Look over the lines below. Report each one that includes the string "Summary".

*Material provided*.
• • •
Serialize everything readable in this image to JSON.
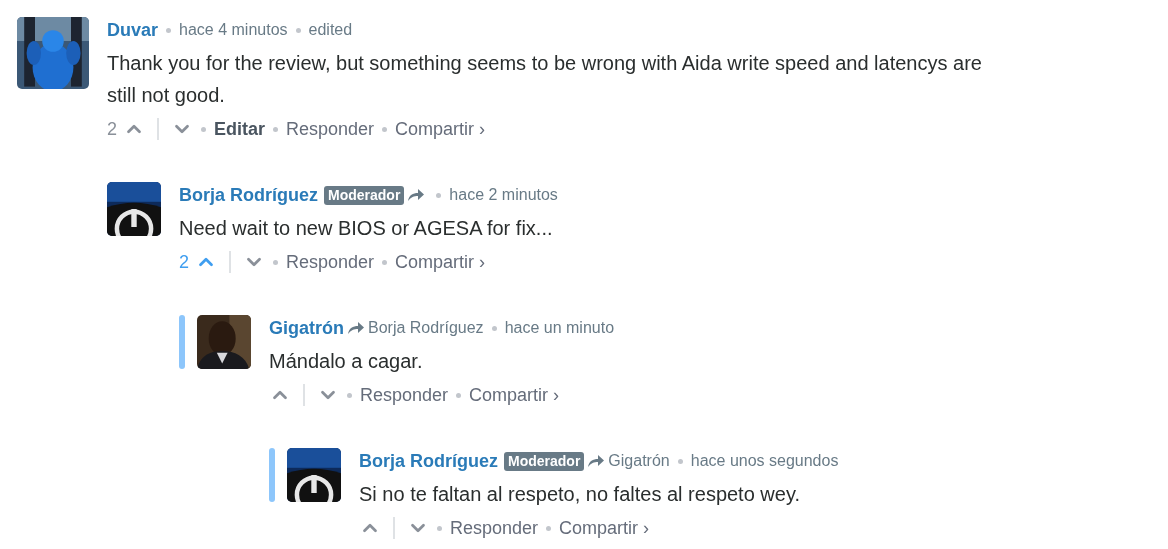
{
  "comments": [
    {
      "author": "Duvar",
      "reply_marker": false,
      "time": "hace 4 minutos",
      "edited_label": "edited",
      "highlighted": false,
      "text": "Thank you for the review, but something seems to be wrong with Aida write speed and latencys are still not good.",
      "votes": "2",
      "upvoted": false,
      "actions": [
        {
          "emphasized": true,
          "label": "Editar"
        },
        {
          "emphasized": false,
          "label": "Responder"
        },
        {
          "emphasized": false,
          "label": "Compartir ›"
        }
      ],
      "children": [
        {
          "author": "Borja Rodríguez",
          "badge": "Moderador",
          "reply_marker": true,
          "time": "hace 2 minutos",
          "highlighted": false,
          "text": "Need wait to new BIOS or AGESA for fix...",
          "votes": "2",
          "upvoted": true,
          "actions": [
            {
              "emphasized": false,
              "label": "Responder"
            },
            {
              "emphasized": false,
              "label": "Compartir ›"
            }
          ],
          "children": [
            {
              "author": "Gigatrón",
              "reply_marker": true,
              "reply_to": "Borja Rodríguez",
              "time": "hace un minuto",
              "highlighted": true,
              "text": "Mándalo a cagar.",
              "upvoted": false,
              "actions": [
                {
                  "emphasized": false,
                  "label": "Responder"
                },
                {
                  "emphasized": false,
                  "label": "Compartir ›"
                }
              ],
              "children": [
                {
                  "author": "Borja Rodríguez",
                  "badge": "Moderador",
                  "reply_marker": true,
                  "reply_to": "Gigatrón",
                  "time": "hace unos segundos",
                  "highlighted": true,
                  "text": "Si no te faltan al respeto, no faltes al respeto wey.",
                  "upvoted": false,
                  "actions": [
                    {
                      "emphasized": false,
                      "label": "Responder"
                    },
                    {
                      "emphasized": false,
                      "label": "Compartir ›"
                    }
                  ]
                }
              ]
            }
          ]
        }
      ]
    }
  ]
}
• • •
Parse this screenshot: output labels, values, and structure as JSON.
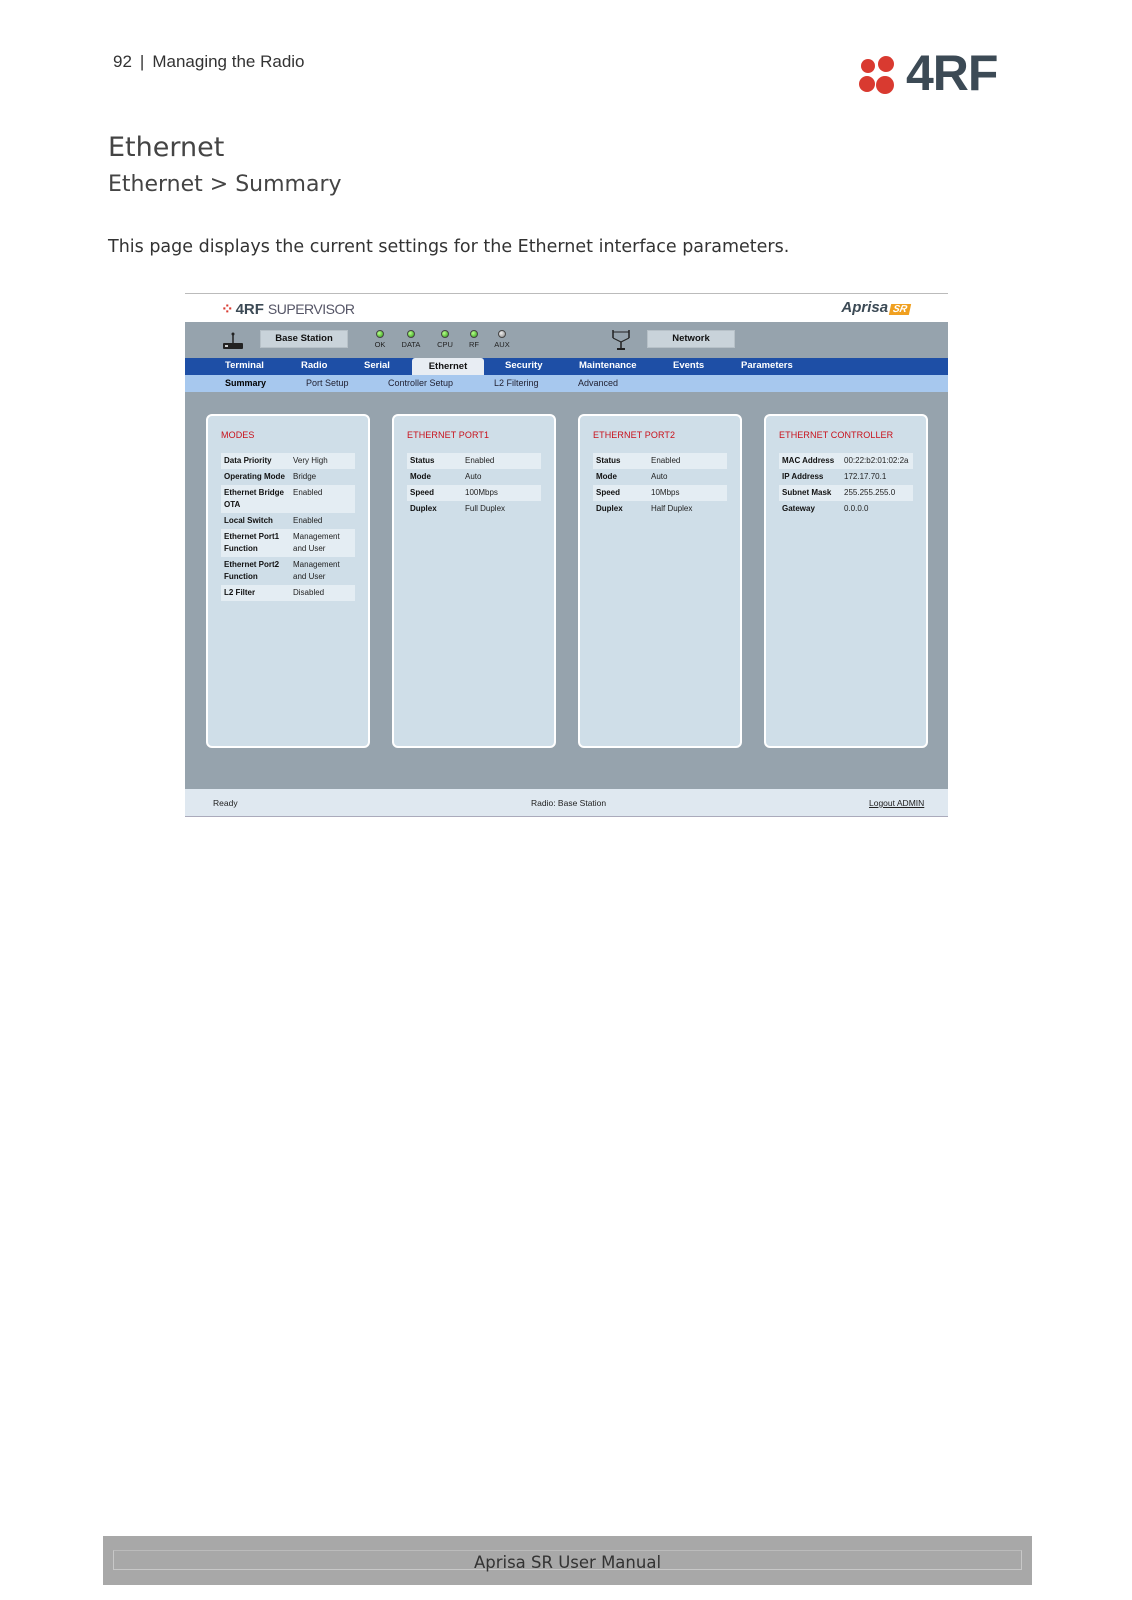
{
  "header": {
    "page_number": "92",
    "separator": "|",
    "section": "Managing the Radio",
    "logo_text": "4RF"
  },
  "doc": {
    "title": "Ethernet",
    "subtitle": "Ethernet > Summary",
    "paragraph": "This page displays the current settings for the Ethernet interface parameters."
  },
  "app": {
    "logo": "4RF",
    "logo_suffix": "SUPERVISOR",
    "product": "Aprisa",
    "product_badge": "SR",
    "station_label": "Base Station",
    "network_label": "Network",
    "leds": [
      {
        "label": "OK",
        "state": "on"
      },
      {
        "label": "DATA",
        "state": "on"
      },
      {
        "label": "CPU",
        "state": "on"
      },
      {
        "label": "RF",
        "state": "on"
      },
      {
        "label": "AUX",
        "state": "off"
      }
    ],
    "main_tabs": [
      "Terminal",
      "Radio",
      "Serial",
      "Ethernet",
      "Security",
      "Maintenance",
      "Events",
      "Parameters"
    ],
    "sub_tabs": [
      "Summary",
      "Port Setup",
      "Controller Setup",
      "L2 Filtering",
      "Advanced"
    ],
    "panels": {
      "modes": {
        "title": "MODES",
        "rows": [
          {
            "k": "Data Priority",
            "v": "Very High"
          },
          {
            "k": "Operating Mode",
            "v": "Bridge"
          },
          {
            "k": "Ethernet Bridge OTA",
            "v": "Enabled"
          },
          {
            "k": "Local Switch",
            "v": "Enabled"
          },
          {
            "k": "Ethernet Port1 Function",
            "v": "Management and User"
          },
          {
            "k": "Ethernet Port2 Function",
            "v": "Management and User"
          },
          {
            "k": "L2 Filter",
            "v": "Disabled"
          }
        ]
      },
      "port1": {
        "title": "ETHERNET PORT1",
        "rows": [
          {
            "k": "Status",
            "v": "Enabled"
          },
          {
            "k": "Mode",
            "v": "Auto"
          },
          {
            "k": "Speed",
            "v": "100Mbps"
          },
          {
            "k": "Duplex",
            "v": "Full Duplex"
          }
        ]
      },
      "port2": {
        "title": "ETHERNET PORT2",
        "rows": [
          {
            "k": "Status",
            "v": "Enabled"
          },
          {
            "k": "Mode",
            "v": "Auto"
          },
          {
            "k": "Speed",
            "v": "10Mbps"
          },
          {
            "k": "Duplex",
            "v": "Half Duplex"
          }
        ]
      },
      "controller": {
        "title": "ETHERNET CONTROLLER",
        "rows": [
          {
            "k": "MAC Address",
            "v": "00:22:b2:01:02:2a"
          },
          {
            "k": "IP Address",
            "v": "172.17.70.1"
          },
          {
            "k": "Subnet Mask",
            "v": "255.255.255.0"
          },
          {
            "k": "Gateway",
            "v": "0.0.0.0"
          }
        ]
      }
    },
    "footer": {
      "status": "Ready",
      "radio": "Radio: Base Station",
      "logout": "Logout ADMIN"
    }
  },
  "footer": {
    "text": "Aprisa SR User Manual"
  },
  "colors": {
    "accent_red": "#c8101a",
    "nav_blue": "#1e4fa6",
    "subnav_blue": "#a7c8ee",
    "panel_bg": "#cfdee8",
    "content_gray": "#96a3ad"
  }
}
• • •
*Complete answer*.
    "subtitle": "Ethernet > Summary",
      "Summary",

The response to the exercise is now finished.